▶ _Brief_:
Write out the lines from the line containing "Transcribe the text in this document." through the final line of the listing below, exactly, omitting every other line.

-- begin Data provided --

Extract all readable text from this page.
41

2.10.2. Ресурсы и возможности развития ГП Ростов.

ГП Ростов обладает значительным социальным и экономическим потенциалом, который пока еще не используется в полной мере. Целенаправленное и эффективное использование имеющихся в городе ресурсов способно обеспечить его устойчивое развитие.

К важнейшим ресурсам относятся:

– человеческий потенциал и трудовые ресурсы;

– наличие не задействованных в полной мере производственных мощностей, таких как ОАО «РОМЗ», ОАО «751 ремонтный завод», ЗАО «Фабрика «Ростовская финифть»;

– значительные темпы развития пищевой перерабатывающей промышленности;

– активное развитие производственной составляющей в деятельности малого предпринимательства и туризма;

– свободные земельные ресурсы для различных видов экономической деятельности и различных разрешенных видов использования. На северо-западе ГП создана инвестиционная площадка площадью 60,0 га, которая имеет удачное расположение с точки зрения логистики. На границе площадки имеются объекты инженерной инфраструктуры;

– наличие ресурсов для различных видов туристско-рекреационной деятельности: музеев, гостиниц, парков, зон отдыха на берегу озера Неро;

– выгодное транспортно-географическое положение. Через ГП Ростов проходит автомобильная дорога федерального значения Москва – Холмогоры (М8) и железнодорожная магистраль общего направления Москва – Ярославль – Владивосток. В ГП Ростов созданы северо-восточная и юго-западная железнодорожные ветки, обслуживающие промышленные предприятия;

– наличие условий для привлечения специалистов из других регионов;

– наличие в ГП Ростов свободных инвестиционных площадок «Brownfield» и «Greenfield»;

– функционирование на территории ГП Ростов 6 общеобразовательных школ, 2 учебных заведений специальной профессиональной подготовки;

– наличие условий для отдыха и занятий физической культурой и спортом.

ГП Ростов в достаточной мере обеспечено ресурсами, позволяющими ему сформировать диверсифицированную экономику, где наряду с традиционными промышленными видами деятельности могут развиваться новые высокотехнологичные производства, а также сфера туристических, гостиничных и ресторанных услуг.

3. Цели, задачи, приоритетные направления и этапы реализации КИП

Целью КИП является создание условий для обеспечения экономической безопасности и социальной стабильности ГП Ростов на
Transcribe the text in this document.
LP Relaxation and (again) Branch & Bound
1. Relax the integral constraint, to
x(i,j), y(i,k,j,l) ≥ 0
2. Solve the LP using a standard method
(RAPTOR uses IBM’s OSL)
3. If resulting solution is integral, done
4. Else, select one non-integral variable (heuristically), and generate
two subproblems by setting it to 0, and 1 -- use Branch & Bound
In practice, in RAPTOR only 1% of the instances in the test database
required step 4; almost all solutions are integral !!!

-- end Data provided --

▶ _Response below_:
Transcribe the text in this document.
LP Relaxation and (again) Branch & Bound
1. Relax the integral constraint, to
x(i,j), y(i,k,j,l) ≥ 0
2. Solve the LP using a standard method
(RAPTOR uses IBM’s OSL)
3. If resulting solution is integral, done
4. Else, select one non-integral variable (heuristically), and generate
two subproblems by setting it to 0, and 1 -- use Branch & Bound
In practice, in RAPTOR only 1% of the instances in the test database
required step 4; almost all solutions are integral !!!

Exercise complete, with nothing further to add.